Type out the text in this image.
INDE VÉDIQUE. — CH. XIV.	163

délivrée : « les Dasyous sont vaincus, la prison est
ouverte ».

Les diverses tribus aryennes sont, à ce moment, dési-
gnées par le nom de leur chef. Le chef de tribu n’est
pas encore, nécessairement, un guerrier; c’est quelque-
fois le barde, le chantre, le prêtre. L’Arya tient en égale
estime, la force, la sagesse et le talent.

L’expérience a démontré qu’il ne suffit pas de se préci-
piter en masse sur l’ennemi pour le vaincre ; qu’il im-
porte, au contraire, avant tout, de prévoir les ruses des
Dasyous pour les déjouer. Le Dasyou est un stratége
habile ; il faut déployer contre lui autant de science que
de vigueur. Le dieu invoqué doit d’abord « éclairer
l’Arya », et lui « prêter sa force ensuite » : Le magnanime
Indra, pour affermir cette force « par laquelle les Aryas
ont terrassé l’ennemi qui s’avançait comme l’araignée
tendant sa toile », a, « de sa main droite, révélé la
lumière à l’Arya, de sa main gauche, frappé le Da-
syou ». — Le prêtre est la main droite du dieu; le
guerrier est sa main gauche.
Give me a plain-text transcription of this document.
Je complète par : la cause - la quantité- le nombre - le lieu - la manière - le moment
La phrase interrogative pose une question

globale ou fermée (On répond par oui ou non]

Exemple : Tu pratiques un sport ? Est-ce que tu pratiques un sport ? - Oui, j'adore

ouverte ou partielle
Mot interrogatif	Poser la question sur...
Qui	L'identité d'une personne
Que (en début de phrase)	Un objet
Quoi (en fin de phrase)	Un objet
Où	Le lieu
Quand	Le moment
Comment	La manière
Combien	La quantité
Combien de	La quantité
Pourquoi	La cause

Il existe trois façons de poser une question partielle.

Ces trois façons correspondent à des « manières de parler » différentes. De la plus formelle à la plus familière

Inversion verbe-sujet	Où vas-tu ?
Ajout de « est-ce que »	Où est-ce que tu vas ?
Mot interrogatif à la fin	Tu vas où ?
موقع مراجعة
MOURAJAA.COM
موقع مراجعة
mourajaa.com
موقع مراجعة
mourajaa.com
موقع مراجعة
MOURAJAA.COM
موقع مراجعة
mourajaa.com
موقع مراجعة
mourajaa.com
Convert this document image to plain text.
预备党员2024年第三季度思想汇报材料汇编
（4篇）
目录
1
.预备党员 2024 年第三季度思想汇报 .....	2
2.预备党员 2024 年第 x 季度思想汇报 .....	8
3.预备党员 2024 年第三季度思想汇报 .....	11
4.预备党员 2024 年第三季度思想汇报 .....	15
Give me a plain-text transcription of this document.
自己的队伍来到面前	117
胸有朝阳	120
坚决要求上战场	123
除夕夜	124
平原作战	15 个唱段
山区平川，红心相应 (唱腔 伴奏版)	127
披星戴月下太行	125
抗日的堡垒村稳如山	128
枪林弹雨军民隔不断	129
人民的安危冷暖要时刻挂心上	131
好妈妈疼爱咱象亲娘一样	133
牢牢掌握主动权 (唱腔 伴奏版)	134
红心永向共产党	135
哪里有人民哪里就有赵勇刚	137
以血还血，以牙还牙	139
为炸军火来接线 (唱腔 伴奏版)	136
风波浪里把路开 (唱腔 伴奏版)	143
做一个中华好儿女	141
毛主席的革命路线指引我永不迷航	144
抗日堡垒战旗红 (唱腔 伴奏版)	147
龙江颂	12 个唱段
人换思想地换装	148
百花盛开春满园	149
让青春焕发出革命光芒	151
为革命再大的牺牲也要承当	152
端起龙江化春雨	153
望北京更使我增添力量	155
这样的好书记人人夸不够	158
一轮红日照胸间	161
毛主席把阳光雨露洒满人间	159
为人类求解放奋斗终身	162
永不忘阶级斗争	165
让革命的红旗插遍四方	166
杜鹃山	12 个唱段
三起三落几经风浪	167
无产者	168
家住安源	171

**WHAT TO PRODUCE:**
Set down all of the records shown above once more, exactly.

**RESULT OF THIS EXERCISE:**
Type out the text in this image.
INDE VÉDIQUE. — CH. XIV.	163

délivrée : « les Dasyous sont vaincus, la prison est
ouverte ».

Les diverses tribus aryennes sont, à ce moment, dési-
gnées par le nom de leur chef. Le chef de tribu n’est
pas encore, nécessairement, un guerrier; c’est quelque-
fois le barde, le chantre, le prêtre. L’Arya tient en égale
estime, la force, la sagesse et le talent.

L’expérience a démontré qu’il ne suffit pas de se préci-
piter en masse sur l’ennemi pour le vaincre ; qu’il im-
porte, au contraire, avant tout, de prévoir les ruses des
Dasyous pour les déjouer. Le Dasyou est un stratége
habile ; il faut déployer contre lui autant de science que
de vigueur. Le dieu invoqué doit d’abord « éclairer
l’Arya », et lui « prêter sa force ensuite » : Le magnanime
Indra, pour affermir cette force « par laquelle les Aryas
ont terrassé l’ennemi qui s’avançait comme l’araignée
tendant sa toile », a, « de sa main droite, révélé la
lumière à l’Arya, de sa main gauche, frappé le Da-
syou ». — Le prêtre est la main droite du dieu; le
guerrier est sa main gauche.
Give me a plain-text transcription of this document.
Je complète par : la cause - la quantité- le nombre - le lieu - la manière - le moment
La phrase interrogative pose une question

globale ou fermée (On répond par oui ou non]

Exemple : Tu pratiques un sport ? Est-ce que tu pratiques un sport ? - Oui, j'adore

ouverte ou partielle
Mot interrogatif	Poser la question sur...
Qui	L'identité d'une personne
Que (en début de phrase)	Un objet
Quoi (en fin de phrase)	Un objet
Où	Le lieu
Quand	Le moment
Comment	La manière
Combien	La quantité
Combien de	La quantité
Pourquoi	La cause

Il existe trois façons de poser une question partielle.

Ces trois façons correspondent à des « manières de parler » différentes. De la plus formelle à la plus familière

Inversion verbe-sujet	Où vas-tu ?
Ajout de « est-ce que »	Où est-ce que tu vas ?
Mot interrogatif à la fin	Tu vas où ?
موقع مراجعة
MOURAJAA.COM
موقع مراجعة
mourajaa.com
موقع مراجعة
mourajaa.com
موقع مراجعة
MOURAJAA.COM
موقع مراجعة
mourajaa.com
موقع مراجعة
mourajaa.com
Convert this document image to plain text.
预备党员2024年第三季度思想汇报材料汇编
（4篇）
目录
1
.预备党员 2024 年第三季度思想汇报 .....	2
2.预备党员 2024 年第 x 季度思想汇报 .....	8
3.预备党员 2024 年第三季度思想汇报 .....	11
4.预备党员 2024 年第三季度思想汇报 .....	15
Give me a plain-text transcription of this document.
自己的队伍来到面前	117
胸有朝阳	120
坚决要求上战场	123
除夕夜	124
平原作战	15 个唱段
山区平川，红心相应 (唱腔 伴奏版)	127
披星戴月下太行	125
抗日的堡垒村稳如山	128
枪林弹雨军民隔不断	129
人民的安危冷暖要时刻挂心上	131
好妈妈疼爱咱象亲娘一样	133
牢牢掌握主动权 (唱腔 伴奏版)	134
红心永向共产党	135
哪里有人民哪里就有赵勇刚	137
以血还血，以牙还牙	139
为炸军火来接线 (唱腔 伴奏版)	136
风波浪里把路开 (唱腔 伴奏版)	143
做一个中华好儿女	141
毛主席的革命路线指引我永不迷航	144
抗日堡垒战旗红 (唱腔 伴奏版)	147
龙江颂	12 个唱段
人换思想地换装	148
百花盛开春满园	149
让青春焕发出革命光芒	151
为革命再大的牺牲也要承当	152
端起龙江化春雨	153
望北京更使我增添力量	155
这样的好书记人人夸不够	158
一轮红日照胸间	161
毛主席把阳光雨露洒满人间	159
为人类求解放奋斗终身	162
永不忘阶级斗争	165
让革命的红旗插遍四方	166
杜鹃山	12 个唱段
三起三落几经风浪	167
无产者	168
家住安源	171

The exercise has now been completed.